> Instruction
Reproduce the records below exactly as given.

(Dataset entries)
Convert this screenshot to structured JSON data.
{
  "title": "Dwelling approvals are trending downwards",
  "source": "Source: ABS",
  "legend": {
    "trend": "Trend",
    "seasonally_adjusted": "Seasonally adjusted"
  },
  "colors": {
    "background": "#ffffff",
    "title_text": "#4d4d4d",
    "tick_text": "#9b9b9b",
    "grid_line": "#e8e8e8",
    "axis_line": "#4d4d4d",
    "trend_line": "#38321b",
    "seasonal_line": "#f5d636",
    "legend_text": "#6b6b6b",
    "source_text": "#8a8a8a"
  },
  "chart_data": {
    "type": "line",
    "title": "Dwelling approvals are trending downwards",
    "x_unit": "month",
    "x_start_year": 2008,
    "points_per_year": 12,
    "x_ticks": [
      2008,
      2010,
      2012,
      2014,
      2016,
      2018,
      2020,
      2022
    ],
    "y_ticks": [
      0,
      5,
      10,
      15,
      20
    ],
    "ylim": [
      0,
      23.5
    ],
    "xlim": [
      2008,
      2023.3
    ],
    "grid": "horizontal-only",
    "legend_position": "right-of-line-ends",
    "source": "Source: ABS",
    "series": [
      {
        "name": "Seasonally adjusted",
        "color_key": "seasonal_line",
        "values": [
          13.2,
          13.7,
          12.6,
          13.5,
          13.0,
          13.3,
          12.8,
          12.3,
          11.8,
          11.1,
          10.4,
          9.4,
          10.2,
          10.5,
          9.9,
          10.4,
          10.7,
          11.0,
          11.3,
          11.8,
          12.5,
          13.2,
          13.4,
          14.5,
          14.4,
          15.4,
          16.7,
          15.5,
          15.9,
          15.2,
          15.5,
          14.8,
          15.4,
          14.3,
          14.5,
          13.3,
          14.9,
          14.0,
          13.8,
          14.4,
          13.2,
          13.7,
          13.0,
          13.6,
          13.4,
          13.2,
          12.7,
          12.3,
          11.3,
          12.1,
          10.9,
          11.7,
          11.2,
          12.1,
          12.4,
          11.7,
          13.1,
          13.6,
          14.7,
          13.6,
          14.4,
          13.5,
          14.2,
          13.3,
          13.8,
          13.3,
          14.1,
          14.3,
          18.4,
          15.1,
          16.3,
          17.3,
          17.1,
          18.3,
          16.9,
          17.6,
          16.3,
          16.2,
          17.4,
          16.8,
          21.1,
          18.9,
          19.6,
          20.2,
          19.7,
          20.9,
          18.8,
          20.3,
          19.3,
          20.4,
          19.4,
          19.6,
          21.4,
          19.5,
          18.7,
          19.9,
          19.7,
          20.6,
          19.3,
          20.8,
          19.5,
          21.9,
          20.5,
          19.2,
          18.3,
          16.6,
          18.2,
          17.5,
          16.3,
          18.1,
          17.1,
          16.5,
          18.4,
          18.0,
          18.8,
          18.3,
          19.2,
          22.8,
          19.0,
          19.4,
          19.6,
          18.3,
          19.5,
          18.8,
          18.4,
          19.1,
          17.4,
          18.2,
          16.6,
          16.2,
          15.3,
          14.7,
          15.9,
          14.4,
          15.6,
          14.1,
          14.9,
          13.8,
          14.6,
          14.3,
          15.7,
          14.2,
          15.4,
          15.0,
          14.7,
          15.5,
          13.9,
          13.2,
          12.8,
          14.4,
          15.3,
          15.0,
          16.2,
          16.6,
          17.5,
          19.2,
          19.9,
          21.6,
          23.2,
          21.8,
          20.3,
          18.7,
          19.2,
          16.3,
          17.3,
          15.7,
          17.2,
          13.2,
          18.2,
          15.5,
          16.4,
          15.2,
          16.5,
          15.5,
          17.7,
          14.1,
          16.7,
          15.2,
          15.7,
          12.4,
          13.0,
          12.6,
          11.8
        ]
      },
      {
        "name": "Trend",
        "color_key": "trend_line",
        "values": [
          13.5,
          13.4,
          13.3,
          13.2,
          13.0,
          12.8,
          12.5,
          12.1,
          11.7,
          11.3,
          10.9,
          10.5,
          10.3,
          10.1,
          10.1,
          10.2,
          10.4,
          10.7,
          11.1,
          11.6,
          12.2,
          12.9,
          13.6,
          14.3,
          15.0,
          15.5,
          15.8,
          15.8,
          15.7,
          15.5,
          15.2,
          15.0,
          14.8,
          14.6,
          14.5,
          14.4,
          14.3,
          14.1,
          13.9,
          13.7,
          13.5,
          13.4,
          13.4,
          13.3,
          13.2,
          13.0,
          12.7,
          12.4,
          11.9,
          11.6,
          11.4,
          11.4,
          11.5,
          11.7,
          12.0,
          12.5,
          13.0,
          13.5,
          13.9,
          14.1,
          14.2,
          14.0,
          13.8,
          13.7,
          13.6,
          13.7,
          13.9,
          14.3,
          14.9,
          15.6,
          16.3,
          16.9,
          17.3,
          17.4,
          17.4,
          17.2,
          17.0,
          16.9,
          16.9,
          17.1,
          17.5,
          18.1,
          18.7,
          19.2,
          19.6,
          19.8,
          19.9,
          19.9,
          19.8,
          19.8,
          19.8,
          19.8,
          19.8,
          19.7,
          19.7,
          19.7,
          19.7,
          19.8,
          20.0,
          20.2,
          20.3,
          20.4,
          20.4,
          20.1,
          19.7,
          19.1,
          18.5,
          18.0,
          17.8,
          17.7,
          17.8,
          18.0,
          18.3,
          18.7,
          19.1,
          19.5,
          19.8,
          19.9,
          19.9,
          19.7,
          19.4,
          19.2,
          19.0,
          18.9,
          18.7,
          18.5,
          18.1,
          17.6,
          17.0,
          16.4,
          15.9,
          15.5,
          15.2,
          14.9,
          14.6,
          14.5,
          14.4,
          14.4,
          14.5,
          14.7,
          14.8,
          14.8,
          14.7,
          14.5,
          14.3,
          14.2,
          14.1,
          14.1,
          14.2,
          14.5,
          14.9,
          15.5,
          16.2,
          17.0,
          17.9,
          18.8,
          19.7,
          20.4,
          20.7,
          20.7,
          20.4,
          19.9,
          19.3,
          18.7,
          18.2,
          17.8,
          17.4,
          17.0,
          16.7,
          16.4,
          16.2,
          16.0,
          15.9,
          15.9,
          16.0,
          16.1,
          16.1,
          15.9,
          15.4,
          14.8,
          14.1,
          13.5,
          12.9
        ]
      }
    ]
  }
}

> Exercise result
Convert this screenshot to structured JSON data.
{
  "title": "Dwelling approvals are trending downwards",
  "source": "Source: ABS",
  "legend": {
    "trend": "Trend",
    "seasonally_adjusted": "Seasonally adjusted"
  },
  "colors": {
    "background": "#ffffff",
    "title_text": "#4d4d4d",
    "tick_text": "#9b9b9b",
    "grid_line": "#e8e8e8",
    "axis_line": "#4d4d4d",
    "trend_line": "#38321b",
    "seasonal_line": "#f5d636",
    "legend_text": "#6b6b6b",
    "source_text": "#8a8a8a"
  },
  "chart_data": {
    "type": "line",
    "title": "Dwelling approvals are trending downwards",
    "x_unit": "month",
    "x_start_year": 2008,
    "points_per_year": 12,
    "x_ticks": [
      2008,
      2010,
      2012,
      2014,
      2016,
      2018,
      2020,
      2022
    ],
    "y_ticks": [
      0,
      5,
      10,
      15,
      20
    ],
    "ylim": [
      0,
      23.5
    ],
    "xlim": [
      2008,
      2023.3
    ],
    "grid": "horizontal-only",
    "legend_position": "right-of-line-ends",
    "source": "Source: ABS",
    "series": [
      {
        "name": "Seasonally adjusted",
        "color_key": "seasonal_line",
        "values": [
          13.2,
          13.7,
          12.6,
          13.5,
          13.0,
          13.3,
          12.8,
          12.3,
          11.8,
          11.1,
          10.4,
          9.4,
          10.2,
          10.5,
          9.9,
          10.4,
          10.7,
          11.0,
          11.3,
          11.8,
          12.5,
          13.2,
          13.4,
          14.5,
          14.4,
          15.4,
          16.7,
          15.5,
          15.9,
          15.2,
          15.5,
          14.8,
          15.4,
          14.3,
          14.5,
          13.3,
          14.9,
          14.0,
          13.8,
          14.4,
          13.2,
          13.7,
          13.0,
          13.6,
          13.4,
          13.2,
          12.7,
          12.3,
          11.3,
          12.1,
          10.9,
          11.7,
          11.2,
          12.1,
          12.4,
          11.7,
          13.1,
          13.6,
          14.7,
          13.6,
          14.4,
          13.5,
          14.2,
          13.3,
          13.8,
          13.3,
          14.1,
          14.3,
          18.4,
          15.1,
          16.3,
          17.3,
          17.1,
          18.3,
          16.9,
          17.6,
          16.3,
          16.2,
          17.4,
          16.8,
          21.1,
          18.9,
          19.6,
          20.2,
          19.7,
          20.9,
          18.8,
          20.3,
          19.3,
          20.4,
          19.4,
          19.6,
          21.4,
          19.5,
          18.7,
          19.9,
          19.7,
          20.6,
          19.3,
          20.8,
          19.5,
          21.9,
          20.5,
          19.2,
          18.3,
          16.6,
          18.2,
          17.5,
          16.3,
          18.1,
          17.1,
          16.5,
          18.4,
          18.0,
          18.8,
          18.3,
          19.2,
          22.8,
          19.0,
          19.4,
          19.6,
          18.3,
          19.5,
          18.8,
          18.4,
          19.1,
          17.4,
          18.2,
          16.6,
          16.2,
          15.3,
          14.7,
          15.9,
          14.4,
          15.6,
          14.1,
          14.9,
          13.8,
          14.6,
          14.3,
          15.7,
          14.2,
          15.4,
          15.0,
          14.7,
          15.5,
          13.9,
          13.2,
          12.8,
          14.4,
          15.3,
          15.0,
          16.2,
          16.6,
          17.5,
          19.2,
          19.9,
          21.6,
          23.2,
          21.8,
          20.3,
          18.7,
          19.2,
          16.3,
          17.3,
          15.7,
          17.2,
          13.2,
          18.2,
          15.5,
          16.4,
          15.2,
          16.5,
          15.5,
          17.7,
          14.1,
          16.7,
          15.2,
          15.7,
          12.4,
          13.0,
          12.6,
          11.8
        ]
      },
      {
        "name": "Trend",
        "color_key": "trend_line",
        "values": [
          13.5,
          13.4,
          13.3,
          13.2,
          13.0,
          12.8,
          12.5,
          12.1,
          11.7,
          11.3,
          10.9,
          10.5,
          10.3,
          10.1,
          10.1,
          10.2,
          10.4,
          10.7,
          11.1,
          11.6,
          12.2,
          12.9,
          13.6,
          14.3,
          15.0,
          15.5,
          15.8,
          15.8,
          15.7,
          15.5,
          15.2,
          15.0,
          14.8,
          14.6,
          14.5,
          14.4,
          14.3,
          14.1,
          13.9,
          13.7,
          13.5,
          13.4,
          13.4,
          13.3,
          13.2,
          13.0,
          12.7,
          12.4,
          11.9,
          11.6,
          11.4,
          11.4,
          11.5,
          11.7,
          12.0,
          12.5,
          13.0,
          13.5,
          13.9,
          14.1,
          14.2,
          14.0,
          13.8,
          13.7,
          13.6,
          13.7,
          13.9,
          14.3,
          14.9,
          15.6,
          16.3,
          16.9,
          17.3,
          17.4,
          17.4,
          17.2,
          17.0,
          16.9,
          16.9,
          17.1,
          17.5,
          18.1,
          18.7,
          19.2,
          19.6,
          19.8,
          19.9,
          19.9,
          19.8,
          19.8,
          19.8,
          19.8,
          19.8,
          19.7,
          19.7,
          19.7,
          19.7,
          19.8,
          20.0,
          20.2,
          20.3,
          20.4,
          20.4,
          20.1,
          19.7,
          19.1,
          18.5,
          18.0,
          17.8,
          17.7,
          17.8,
          18.0,
          18.3,
          18.7,
          19.1,
          19.5,
          19.8,
          19.9,
          19.9,
          19.7,
          19.4,
          19.2,
          19.0,
          18.9,
          18.7,
          18.5,
          18.1,
          17.6,
          17.0,
          16.4,
          15.9,
          15.5,
          15.2,
          14.9,
          14.6,
          14.5,
          14.4,
          14.4,
          14.5,
          14.7,
          14.8,
          14.8,
          14.7,
          14.5,
          14.3,
          14.2,
          14.1,
          14.1,
          14.2,
          14.5,
          14.9,
          15.5,
          16.2,
          17.0,
          17.9,
          18.8,
          19.7,
          20.4,
          20.7,
          20.7,
          20.4,
          19.9,
          19.3,
          18.7,
          18.2,
          17.8,
          17.4,
          17.0,
          16.7,
          16.4,
          16.2,
          16.0,
          15.9,
          15.9,
          16.0,
          16.1,
          16.1,
          15.9,
          15.4,
          14.8,
          14.1,
          13.5,
          12.9
        ]
      }
    ]
  }
}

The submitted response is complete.